- _Instructions for the task_: Gather from the material every line that contains the string "Folk".

- _Records for processing_:
+++
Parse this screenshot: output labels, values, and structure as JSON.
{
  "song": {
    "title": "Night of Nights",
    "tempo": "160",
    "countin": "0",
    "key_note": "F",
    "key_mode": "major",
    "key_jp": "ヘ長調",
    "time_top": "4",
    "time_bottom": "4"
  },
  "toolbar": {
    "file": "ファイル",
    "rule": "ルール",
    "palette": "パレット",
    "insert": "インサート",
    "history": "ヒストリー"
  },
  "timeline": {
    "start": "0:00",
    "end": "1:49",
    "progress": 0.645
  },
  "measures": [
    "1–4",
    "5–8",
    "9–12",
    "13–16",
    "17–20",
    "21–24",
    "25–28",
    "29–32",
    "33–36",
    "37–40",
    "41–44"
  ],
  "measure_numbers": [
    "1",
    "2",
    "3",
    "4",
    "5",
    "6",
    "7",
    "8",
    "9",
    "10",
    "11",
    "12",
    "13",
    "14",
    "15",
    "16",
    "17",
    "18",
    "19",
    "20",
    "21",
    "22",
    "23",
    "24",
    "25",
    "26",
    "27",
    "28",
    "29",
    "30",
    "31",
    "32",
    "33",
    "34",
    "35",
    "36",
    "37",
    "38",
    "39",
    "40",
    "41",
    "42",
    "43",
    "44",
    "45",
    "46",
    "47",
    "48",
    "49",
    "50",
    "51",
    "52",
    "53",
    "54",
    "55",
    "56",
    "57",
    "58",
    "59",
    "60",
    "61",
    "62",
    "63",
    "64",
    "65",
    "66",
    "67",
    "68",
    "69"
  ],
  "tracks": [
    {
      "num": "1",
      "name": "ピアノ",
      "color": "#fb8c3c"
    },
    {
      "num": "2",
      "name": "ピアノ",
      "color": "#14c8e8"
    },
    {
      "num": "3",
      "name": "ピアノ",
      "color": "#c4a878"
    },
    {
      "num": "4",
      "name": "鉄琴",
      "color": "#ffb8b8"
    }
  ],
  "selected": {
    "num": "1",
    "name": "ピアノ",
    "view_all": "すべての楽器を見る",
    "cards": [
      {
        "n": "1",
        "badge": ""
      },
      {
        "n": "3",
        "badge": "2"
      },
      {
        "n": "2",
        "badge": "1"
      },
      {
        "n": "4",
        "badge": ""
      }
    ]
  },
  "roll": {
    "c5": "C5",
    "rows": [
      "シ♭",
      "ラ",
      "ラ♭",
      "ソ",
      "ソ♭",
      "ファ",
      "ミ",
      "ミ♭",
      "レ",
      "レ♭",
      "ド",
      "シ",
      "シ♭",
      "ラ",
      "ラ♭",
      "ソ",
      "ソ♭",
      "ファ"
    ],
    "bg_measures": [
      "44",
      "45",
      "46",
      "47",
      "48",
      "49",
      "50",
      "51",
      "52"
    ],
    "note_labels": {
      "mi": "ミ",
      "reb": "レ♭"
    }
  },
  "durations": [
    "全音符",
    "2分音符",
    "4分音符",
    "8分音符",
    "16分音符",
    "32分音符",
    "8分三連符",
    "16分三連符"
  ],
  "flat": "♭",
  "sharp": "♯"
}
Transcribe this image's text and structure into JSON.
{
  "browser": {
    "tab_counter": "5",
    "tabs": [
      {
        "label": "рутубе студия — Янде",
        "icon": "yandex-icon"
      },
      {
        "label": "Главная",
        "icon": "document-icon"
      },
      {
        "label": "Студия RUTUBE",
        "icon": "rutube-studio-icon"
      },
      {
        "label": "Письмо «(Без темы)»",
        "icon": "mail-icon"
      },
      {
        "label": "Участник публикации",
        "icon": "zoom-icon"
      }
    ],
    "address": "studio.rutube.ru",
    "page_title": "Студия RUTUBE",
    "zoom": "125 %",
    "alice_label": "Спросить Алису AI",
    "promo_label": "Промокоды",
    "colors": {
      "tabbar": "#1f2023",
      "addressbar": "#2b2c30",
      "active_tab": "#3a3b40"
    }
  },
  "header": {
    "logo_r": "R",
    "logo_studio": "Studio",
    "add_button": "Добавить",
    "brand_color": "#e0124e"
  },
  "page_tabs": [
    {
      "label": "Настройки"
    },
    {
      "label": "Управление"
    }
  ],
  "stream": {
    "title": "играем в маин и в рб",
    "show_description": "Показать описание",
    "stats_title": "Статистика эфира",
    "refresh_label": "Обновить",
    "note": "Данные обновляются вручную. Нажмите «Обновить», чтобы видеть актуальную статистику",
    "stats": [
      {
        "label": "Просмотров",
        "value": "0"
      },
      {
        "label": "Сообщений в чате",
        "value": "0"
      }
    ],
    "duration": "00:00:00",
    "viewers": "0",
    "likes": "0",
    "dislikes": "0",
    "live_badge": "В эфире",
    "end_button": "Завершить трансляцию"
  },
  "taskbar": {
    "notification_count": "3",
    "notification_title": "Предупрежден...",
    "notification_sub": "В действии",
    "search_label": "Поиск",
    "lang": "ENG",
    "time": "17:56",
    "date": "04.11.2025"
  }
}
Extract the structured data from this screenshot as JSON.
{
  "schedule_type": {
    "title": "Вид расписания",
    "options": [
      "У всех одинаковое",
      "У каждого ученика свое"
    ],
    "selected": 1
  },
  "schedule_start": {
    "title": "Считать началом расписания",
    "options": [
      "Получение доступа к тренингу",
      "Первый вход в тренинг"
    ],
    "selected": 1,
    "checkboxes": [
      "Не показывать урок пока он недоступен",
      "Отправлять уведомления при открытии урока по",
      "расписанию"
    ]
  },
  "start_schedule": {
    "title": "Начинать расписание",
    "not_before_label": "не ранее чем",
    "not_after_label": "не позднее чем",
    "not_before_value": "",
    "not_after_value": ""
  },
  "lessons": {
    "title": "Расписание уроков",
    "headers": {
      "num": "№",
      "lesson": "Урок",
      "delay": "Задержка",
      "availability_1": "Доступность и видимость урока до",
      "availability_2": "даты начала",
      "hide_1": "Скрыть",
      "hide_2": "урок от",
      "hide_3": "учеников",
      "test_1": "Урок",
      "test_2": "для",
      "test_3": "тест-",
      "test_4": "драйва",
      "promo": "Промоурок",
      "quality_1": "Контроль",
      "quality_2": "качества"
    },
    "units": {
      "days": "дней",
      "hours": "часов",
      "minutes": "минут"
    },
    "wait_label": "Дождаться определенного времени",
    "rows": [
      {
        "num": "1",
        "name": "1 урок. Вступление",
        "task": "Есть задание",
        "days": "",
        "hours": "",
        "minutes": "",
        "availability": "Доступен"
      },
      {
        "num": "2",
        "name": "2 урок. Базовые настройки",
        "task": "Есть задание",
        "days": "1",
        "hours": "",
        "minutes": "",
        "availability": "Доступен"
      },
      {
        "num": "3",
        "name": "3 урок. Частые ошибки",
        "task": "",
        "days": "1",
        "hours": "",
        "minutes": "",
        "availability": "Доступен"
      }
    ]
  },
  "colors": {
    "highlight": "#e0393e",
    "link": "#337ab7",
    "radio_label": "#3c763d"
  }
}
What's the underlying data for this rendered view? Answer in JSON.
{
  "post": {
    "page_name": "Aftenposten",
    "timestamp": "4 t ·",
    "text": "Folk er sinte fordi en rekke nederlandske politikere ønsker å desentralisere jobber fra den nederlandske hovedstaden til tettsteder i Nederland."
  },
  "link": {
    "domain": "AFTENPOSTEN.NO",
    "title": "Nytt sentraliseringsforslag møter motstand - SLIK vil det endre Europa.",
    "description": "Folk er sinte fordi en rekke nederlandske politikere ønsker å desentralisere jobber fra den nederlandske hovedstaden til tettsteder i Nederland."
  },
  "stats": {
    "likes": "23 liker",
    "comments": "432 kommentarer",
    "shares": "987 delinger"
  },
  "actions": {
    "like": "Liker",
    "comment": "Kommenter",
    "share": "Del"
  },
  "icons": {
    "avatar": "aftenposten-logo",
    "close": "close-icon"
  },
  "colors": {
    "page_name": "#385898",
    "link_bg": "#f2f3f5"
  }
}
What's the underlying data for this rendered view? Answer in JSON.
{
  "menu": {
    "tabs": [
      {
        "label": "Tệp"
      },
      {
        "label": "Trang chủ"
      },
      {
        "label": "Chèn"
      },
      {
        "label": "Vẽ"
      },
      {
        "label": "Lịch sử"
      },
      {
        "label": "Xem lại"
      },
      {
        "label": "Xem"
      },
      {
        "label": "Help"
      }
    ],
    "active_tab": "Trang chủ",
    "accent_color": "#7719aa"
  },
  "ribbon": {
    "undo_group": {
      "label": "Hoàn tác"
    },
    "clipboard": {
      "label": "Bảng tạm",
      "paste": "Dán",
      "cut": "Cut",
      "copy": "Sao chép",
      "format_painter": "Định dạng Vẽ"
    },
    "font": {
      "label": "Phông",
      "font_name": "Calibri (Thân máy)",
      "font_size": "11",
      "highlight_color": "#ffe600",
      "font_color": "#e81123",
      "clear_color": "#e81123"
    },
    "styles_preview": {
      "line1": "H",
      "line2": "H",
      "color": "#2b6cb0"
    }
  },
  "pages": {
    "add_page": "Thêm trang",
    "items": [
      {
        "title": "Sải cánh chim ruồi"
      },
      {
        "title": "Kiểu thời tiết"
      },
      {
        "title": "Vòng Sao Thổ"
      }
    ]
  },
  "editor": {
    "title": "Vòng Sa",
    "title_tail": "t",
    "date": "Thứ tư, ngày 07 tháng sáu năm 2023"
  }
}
+++
- _Full answer_:
    "text": "Folk er sinte fordi en rekke nederlandske politikere ønsker å desentralisere jobber fra den nederlandske hovedstaden til tettsteder i Nederland."
    "description": "Folk er sinte fordi en rekke nederlandske politikere ønsker å desentralisere jobber fra den nederlandske hovedstaden til tettsteder i Nederland."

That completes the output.